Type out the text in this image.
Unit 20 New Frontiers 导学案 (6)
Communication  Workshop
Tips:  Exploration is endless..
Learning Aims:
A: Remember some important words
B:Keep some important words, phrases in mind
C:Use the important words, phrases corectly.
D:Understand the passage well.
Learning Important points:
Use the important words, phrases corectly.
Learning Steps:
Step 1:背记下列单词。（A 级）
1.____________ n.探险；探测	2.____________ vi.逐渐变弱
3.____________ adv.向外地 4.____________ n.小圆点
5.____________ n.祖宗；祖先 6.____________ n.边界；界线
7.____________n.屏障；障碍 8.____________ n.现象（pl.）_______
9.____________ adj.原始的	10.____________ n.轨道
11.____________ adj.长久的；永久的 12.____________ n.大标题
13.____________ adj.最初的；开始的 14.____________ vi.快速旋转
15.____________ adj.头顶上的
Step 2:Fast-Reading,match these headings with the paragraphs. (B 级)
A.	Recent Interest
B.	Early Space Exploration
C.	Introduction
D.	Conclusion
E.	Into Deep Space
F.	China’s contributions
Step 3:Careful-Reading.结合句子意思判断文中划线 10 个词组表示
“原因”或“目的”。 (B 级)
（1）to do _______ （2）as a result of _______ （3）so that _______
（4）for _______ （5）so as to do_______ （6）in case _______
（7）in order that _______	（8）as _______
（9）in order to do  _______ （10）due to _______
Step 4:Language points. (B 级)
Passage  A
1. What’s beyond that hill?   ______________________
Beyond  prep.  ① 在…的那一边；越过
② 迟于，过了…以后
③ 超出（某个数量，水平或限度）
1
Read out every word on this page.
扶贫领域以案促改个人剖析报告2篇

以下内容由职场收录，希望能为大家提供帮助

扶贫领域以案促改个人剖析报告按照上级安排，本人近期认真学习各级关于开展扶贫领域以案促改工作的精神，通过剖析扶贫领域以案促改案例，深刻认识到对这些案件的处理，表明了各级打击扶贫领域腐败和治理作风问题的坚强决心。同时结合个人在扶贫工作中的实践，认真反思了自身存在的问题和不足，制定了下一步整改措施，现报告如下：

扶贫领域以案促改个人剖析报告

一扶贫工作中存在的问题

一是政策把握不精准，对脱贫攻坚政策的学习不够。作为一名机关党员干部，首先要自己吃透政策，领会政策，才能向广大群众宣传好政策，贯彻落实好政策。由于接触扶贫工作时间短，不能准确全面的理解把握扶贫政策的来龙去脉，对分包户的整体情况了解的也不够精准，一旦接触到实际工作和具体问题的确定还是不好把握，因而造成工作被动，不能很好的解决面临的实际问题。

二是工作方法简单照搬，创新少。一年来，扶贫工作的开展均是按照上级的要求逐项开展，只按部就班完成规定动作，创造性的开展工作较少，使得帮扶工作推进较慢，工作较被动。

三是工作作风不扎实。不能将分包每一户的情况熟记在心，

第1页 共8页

Exercise:
Go through the records above and retype each one exactly.

Problem solution:
Type out the text in this image.
Unit 20 New Frontiers 导学案 (6)
Communication  Workshop
Tips:  Exploration is endless..
Learning Aims:
A: Remember some important words
B:Keep some important words, phrases in mind
C:Use the important words, phrases corectly.
D:Understand the passage well.
Learning Important points:
Use the important words, phrases corectly.
Learning Steps:
Step 1:背记下列单词。（A 级）
1.____________ n.探险；探测	2.____________ vi.逐渐变弱
3.____________ adv.向外地 4.____________ n.小圆点
5.____________ n.祖宗；祖先 6.____________ n.边界；界线
7.____________n.屏障；障碍 8.____________ n.现象（pl.）_______
9.____________ adj.原始的	10.____________ n.轨道
11.____________ adj.长久的；永久的 12.____________ n.大标题
13.____________ adj.最初的；开始的 14.____________ vi.快速旋转
15.____________ adj.头顶上的
Step 2:Fast-Reading,match these headings with the paragraphs. (B 级)
A.	Recent Interest
B.	Early Space Exploration
C.	Introduction
D.	Conclusion
E.	Into Deep Space
F.	China’s contributions
Step 3:Careful-Reading.结合句子意思判断文中划线 10 个词组表示
“原因”或“目的”。 (B 级)
（1）to do _______ （2）as a result of _______ （3）so that _______
（4）for _______ （5）so as to do_______ （6）in case _______
（7）in order that _______	（8）as _______
（9）in order to do  _______ （10）due to _______
Step 4:Language points. (B 级)
Passage  A
1. What’s beyond that hill?   ______________________
Beyond  prep.  ① 在…的那一边；越过
② 迟于，过了…以后
③ 超出（某个数量，水平或限度）
1
Read out every word on this page.
扶贫领域以案促改个人剖析报告2篇

以下内容由职场收录，希望能为大家提供帮助

扶贫领域以案促改个人剖析报告按照上级安排，本人近期认真学习各级关于开展扶贫领域以案促改工作的精神，通过剖析扶贫领域以案促改案例，深刻认识到对这些案件的处理，表明了各级打击扶贫领域腐败和治理作风问题的坚强决心。同时结合个人在扶贫工作中的实践，认真反思了自身存在的问题和不足，制定了下一步整改措施，现报告如下：

扶贫领域以案促改个人剖析报告

一扶贫工作中存在的问题

一是政策把握不精准，对脱贫攻坚政策的学习不够。作为一名机关党员干部，首先要自己吃透政策，领会政策，才能向广大群众宣传好政策，贯彻落实好政策。由于接触扶贫工作时间短，不能准确全面的理解把握扶贫政策的来龙去脉，对分包户的整体情况了解的也不够精准，一旦接触到实际工作和具体问题的确定还是不好把握，因而造成工作被动，不能很好的解决面临的实际问题。

二是工作方法简单照搬，创新少。一年来，扶贫工作的开展均是按照上级的要求逐项开展，只按部就班完成规定动作，创造性的开展工作较少，使得帮扶工作推进较慢，工作较被动。

三是工作作风不扎实。不能将分包每一户的情况熟记在心，

第1页 共8页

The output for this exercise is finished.